*Extract*:
....

Prunus laurocerasus L.

Family

Amygdalaceae (New South Wales)
Rosaceae (Queensland, the ACT, Victoria, South Australia, Tasmania and Western Australia)

Common Names

cherry laurel, cherry-laurel, common cherry laurel, common laurel, English laurel, laurel, laurel cherry

Origin

Native to south-eastern Europe (i.e. Bulgaria and Yugoslavia) and western Asia (i.e. northern Iran, Turkey, Armenia, Azerbaijan, Georgia and southern Russia).

Naturalised Distribution

This species is becoming naturalised in many parts of south-eastern Australia (i.e. in southern and north-eastern Victoria, in south-eastern South Australia, and in the northern and central tablelands regions of New South Wales). It is possibly also naturalised in other parts of New South Wales and in Tasmania.

Also naturalised beyond its native range in Europe as well as in tropical Asia, New Zealand and western USA (i.e. California, Oregon and Washington).

Notes

Cherry laurel (Prunus laurocerasus) is regarded as an environmental weed in Victoria, New South Wales and South Australia, and as a potential environmental weed or "sleeper weed" in other parts of southern Australia.

It is spread by birds and other animals into native forests, where it shades out and replaces native species, reduces biodiversity and degrades the habitat available to native fauna. Its berry-like fruit also attract aggressive birds like the introduced common myna (Acridotheres tristis) and the native pied currawong (Strepera graculina).

....

*Dataset extract*:
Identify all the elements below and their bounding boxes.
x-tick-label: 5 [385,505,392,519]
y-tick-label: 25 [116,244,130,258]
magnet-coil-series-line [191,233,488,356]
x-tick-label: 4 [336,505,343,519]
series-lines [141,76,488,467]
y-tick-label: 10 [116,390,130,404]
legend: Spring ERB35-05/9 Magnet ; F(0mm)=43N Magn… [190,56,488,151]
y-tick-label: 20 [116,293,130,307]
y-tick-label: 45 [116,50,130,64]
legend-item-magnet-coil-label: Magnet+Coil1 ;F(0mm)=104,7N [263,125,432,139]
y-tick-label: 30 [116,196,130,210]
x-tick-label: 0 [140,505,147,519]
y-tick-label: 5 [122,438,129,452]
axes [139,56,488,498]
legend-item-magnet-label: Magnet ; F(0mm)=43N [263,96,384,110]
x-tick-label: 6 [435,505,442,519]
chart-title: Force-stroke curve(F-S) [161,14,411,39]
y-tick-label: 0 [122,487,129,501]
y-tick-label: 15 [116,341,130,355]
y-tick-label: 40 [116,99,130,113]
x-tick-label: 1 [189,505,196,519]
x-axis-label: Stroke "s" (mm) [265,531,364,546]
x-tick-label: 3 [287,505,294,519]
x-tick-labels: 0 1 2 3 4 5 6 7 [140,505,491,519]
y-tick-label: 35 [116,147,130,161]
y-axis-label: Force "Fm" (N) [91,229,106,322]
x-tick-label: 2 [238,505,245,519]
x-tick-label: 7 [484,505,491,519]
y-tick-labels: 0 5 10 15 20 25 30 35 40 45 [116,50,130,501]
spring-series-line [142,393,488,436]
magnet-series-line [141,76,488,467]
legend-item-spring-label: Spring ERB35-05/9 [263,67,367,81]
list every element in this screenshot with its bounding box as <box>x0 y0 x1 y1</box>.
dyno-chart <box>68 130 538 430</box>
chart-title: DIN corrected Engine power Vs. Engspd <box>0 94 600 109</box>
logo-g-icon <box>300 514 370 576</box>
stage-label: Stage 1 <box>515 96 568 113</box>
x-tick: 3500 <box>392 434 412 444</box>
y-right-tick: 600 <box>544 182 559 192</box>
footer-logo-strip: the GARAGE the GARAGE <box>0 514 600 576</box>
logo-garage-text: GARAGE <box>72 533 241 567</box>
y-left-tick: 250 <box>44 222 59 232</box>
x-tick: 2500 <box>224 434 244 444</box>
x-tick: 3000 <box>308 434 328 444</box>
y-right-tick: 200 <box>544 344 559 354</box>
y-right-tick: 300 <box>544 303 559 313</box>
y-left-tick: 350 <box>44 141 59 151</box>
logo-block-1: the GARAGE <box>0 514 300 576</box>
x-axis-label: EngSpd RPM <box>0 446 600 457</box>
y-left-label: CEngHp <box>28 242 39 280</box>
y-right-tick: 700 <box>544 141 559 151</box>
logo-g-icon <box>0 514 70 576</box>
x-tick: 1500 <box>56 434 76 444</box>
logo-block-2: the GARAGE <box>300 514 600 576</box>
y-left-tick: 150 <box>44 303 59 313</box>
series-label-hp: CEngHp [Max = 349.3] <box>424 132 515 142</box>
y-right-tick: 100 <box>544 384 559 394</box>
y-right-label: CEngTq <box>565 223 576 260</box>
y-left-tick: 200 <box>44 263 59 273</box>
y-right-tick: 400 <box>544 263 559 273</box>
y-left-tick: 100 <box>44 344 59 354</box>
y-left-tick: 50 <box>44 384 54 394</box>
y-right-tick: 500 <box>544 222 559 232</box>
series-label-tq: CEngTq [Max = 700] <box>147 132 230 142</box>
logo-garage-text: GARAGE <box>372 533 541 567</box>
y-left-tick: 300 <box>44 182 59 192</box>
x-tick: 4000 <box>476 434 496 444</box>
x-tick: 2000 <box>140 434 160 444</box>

....

*Work to be completed*:
From the cherry laurel text:
(a) In New South Wales, what family is the species placed in?
(b) Which three US states are named as places where it is naturalized?
(c) Which two birds does the text say its fruit attract?
You can do this without the records.

*Your solution*:
(a) Amygdalaceae
(b) California, Oregon and Washington
(c) The common myna (Acridotheres tristis) and the pied currawong (Strepera graculina)